Collected data

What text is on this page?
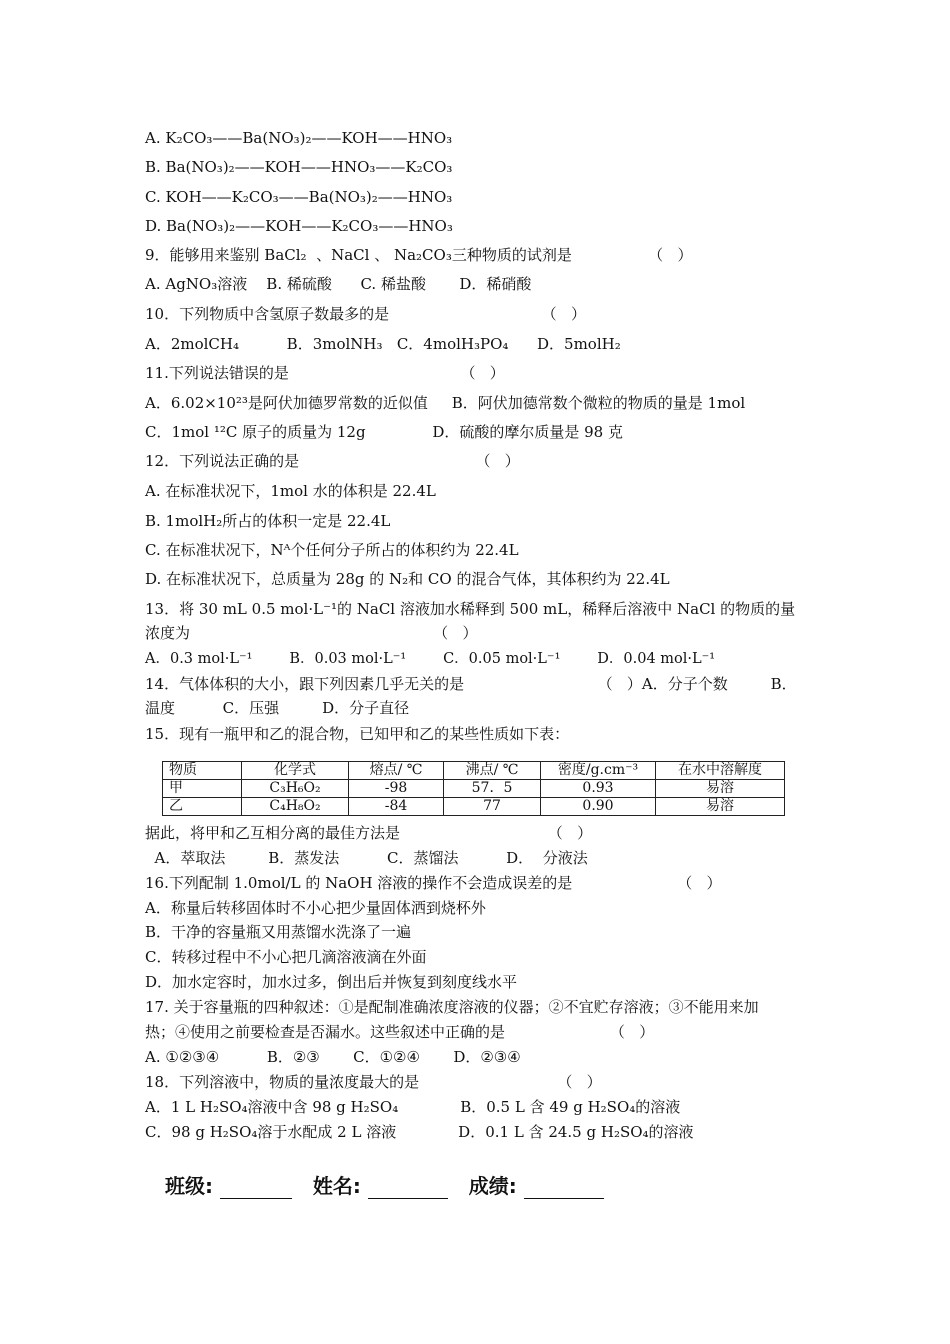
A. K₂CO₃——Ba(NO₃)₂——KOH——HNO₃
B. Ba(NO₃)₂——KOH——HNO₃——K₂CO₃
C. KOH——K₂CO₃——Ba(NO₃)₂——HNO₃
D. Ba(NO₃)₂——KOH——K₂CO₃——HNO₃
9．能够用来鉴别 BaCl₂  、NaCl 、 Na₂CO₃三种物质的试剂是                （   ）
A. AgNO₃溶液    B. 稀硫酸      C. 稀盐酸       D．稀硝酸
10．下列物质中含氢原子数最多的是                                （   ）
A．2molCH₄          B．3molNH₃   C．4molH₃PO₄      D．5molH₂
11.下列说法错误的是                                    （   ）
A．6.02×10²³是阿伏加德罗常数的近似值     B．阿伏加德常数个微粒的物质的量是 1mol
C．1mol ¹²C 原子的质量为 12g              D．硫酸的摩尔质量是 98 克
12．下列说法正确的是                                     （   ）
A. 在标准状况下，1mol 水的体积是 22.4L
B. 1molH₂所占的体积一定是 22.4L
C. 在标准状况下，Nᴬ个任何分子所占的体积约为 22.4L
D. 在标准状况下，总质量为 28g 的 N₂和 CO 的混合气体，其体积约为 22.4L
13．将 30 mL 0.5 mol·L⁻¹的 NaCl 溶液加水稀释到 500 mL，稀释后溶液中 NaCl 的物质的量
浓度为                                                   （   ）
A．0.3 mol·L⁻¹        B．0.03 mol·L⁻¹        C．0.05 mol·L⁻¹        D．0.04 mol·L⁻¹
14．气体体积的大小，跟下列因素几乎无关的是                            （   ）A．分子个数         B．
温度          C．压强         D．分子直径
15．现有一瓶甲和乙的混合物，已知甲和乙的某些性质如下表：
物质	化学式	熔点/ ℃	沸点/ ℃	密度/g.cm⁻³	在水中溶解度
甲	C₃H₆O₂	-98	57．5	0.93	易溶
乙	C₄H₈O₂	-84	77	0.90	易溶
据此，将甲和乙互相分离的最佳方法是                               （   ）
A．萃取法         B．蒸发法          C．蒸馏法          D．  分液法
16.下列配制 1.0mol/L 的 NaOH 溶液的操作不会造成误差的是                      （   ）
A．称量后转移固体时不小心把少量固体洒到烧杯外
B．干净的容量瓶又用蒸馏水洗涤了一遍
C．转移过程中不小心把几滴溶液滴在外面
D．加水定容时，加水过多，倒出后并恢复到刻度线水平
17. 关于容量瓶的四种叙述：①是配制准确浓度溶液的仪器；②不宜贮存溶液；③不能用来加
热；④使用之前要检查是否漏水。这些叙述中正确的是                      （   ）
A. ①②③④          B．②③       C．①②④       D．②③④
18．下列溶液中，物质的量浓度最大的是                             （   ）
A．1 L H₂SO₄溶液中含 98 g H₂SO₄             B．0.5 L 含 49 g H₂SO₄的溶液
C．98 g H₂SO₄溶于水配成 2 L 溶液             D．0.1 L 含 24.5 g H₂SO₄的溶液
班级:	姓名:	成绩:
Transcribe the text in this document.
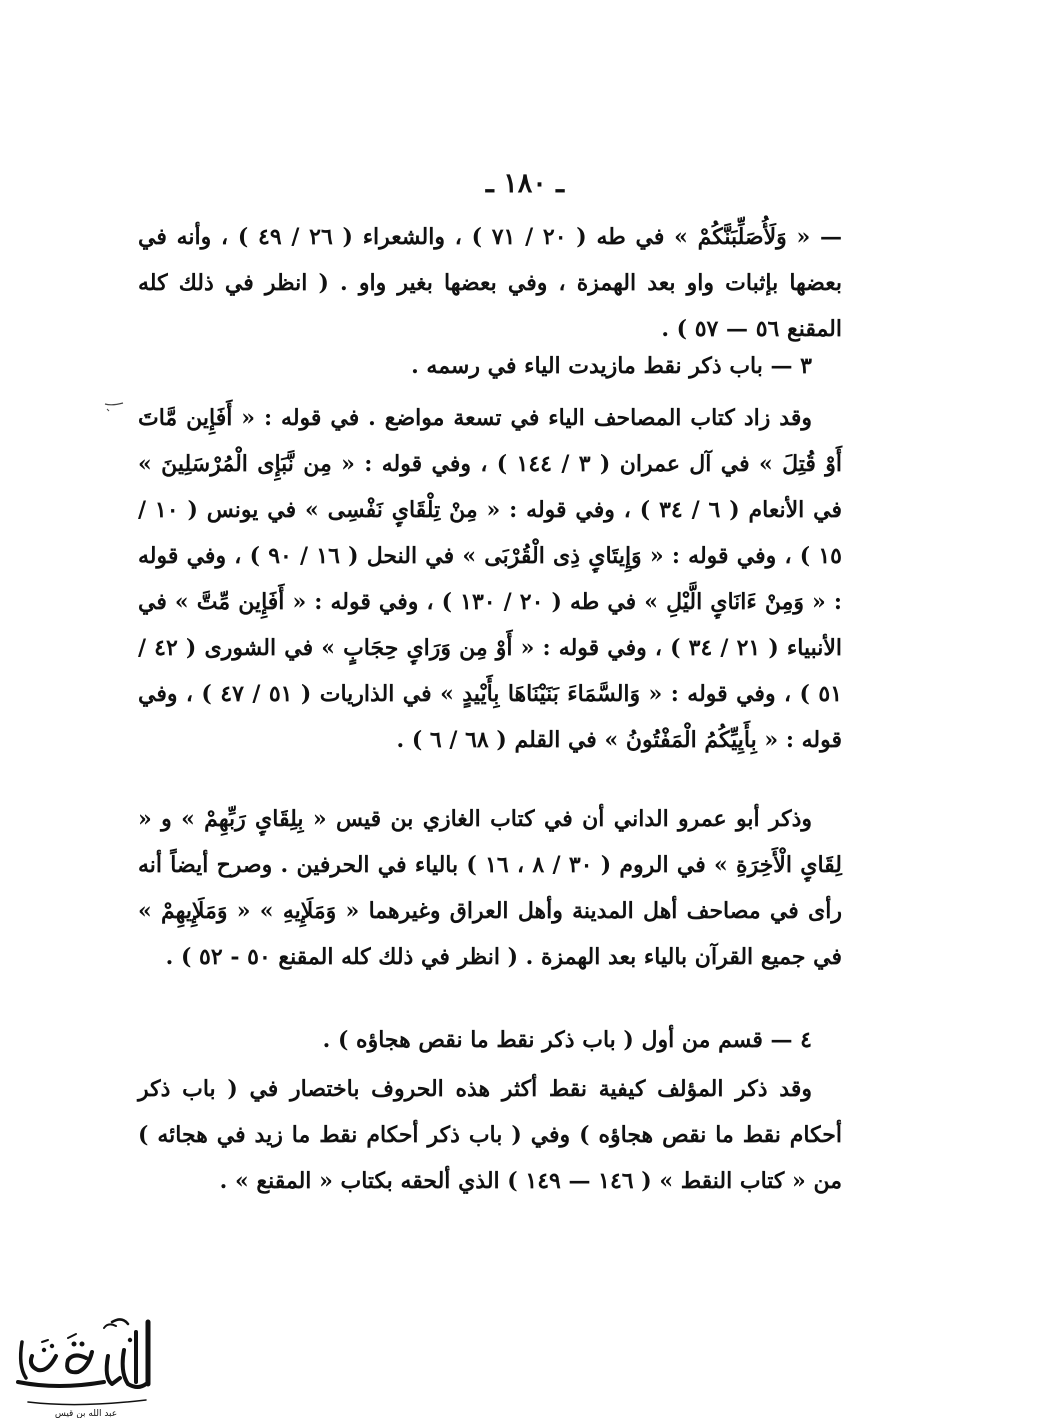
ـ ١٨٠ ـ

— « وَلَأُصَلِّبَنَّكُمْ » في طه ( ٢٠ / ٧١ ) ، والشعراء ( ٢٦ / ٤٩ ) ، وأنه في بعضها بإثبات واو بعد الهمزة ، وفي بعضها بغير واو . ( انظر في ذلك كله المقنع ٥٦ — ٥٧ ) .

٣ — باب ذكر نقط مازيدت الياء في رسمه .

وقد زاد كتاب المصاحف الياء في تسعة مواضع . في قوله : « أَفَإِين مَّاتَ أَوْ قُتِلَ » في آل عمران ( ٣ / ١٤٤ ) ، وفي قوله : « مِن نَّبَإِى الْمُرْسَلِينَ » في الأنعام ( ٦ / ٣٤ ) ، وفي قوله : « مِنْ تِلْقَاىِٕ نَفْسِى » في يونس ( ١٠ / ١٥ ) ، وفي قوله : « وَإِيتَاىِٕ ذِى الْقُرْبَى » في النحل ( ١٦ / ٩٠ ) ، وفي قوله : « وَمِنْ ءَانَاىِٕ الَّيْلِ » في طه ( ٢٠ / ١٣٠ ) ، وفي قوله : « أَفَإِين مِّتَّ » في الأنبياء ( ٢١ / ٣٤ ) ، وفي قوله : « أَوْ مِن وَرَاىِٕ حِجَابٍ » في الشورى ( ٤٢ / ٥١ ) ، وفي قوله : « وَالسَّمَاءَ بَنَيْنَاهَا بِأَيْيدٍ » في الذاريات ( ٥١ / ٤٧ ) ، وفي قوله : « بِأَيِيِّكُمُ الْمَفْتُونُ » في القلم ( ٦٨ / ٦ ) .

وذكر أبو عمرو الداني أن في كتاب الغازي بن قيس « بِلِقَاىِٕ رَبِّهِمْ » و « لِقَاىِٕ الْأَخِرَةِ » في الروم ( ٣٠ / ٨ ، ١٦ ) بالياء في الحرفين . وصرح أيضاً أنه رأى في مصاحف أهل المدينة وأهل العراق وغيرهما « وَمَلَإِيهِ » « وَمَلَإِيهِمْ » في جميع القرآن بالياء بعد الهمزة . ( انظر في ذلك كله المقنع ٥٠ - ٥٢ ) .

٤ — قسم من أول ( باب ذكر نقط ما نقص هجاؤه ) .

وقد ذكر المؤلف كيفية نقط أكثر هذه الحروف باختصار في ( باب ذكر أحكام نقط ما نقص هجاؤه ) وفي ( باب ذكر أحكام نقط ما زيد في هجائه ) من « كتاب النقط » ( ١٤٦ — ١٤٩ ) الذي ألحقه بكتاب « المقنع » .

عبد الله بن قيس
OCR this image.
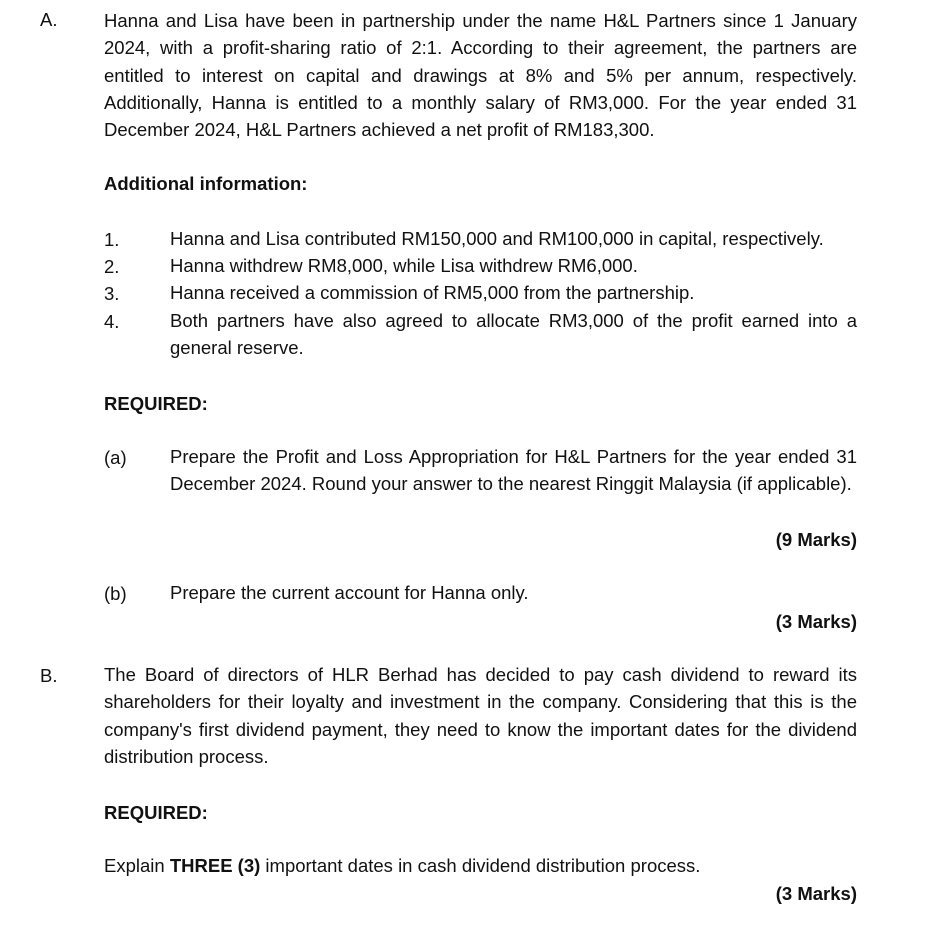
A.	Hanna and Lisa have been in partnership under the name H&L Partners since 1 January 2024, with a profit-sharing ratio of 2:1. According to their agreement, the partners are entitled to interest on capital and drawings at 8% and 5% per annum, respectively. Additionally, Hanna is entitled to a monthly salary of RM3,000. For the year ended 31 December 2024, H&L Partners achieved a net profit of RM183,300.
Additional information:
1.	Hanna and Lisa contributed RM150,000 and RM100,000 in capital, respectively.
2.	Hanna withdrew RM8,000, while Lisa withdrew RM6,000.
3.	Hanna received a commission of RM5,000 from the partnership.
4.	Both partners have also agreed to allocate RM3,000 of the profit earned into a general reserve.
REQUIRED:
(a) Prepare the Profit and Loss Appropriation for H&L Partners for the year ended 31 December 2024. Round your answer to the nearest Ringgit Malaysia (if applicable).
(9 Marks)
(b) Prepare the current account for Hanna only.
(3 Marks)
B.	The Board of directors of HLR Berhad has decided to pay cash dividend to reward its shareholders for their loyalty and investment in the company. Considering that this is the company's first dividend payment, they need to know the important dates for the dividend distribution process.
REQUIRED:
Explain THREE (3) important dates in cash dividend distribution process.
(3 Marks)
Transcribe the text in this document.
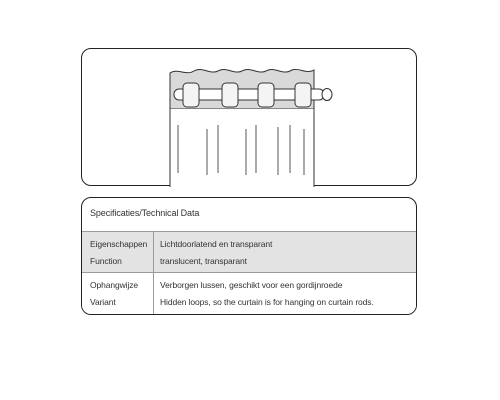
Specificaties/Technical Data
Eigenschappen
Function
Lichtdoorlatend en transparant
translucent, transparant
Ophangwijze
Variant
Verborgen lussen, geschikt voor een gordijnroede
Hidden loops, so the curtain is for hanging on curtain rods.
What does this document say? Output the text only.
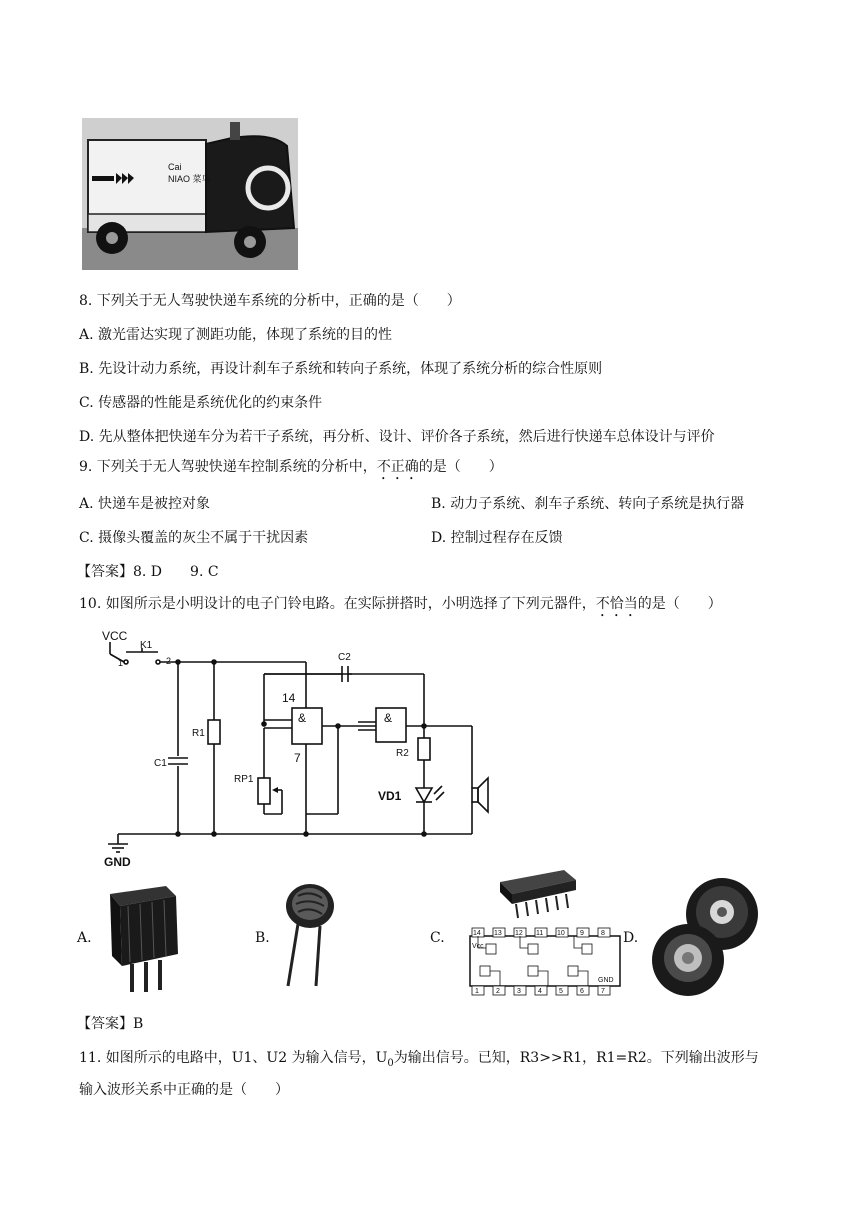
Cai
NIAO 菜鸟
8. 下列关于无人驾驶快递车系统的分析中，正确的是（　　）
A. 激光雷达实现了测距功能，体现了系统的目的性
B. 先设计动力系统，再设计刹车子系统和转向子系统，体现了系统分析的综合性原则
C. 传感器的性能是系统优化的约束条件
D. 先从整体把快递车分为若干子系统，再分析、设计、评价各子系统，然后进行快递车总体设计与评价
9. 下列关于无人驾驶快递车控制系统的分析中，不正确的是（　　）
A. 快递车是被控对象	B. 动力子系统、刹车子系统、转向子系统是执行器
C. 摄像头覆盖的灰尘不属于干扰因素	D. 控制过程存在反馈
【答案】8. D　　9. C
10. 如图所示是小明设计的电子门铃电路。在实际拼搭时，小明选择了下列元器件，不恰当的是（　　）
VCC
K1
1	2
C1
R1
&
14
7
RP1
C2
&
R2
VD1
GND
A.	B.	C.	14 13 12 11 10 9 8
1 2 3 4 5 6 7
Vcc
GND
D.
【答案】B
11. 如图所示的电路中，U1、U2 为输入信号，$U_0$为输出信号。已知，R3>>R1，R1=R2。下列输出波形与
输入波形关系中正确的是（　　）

— Stated goal —
Copy each line of the listing that contains the string "cash".

— Task response —
B.	The Board of directors of HLR Berhad has decided to pay cash dividend to reward its shareholders for their loyalty and investment in the company. Considering that this is the company's first dividend payment, they need to know the important dates for the dividend distribution process.
Explain THREE (3) important dates in cash dividend distribution process.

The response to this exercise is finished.